* [WHAT YOU NEED TO DO]
Your task is to locate every line holding the string "source" and to copy each of them.

── RECORDS SUPPLIED ──

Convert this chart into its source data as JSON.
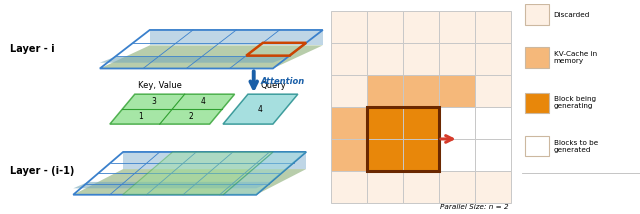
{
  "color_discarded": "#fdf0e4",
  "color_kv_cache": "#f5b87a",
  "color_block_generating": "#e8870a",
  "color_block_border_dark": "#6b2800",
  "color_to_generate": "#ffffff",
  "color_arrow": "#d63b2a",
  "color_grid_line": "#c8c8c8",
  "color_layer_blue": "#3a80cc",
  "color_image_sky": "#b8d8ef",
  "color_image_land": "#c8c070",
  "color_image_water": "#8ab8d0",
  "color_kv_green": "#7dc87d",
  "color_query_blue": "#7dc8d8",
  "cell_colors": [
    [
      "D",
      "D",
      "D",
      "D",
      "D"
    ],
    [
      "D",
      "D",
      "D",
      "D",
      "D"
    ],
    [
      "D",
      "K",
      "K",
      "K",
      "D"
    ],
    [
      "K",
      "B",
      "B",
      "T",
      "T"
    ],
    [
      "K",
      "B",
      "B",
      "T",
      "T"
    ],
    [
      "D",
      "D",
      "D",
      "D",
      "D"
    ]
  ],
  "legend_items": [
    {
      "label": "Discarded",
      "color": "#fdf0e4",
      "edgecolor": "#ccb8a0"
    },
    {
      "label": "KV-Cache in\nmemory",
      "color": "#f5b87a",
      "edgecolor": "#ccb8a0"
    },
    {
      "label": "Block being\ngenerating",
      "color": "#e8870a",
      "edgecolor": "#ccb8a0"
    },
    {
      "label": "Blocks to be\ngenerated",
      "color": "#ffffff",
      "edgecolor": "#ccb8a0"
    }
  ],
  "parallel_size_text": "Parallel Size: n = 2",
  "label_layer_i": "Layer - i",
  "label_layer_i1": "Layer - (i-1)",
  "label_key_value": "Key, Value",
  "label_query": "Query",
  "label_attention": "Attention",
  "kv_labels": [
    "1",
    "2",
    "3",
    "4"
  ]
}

───
── RECORDS SUPPLIED ──

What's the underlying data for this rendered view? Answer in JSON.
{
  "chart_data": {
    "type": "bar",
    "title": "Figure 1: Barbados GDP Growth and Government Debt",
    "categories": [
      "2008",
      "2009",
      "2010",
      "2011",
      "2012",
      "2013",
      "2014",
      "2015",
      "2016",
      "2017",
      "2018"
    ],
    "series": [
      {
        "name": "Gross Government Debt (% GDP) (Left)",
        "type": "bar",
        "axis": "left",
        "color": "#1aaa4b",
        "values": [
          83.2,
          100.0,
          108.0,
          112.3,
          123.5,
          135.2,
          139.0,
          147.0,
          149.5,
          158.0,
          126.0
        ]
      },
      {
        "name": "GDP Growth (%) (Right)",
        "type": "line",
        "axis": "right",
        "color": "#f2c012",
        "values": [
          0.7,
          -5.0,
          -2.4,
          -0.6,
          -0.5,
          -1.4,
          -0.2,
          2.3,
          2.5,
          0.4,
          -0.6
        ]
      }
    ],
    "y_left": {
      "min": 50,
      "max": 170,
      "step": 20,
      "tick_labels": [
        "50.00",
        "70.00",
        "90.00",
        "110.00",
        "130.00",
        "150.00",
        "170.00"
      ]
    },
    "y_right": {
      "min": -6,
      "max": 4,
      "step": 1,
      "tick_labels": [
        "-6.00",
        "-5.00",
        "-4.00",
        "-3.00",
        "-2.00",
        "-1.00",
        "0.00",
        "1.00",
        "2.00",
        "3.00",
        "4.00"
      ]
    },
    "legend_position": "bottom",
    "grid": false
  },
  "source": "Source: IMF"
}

───

* [RESPONSE TO THIS EXERCISE]
Convert this chart into its source data as JSON.
  "source": "Source: IMF"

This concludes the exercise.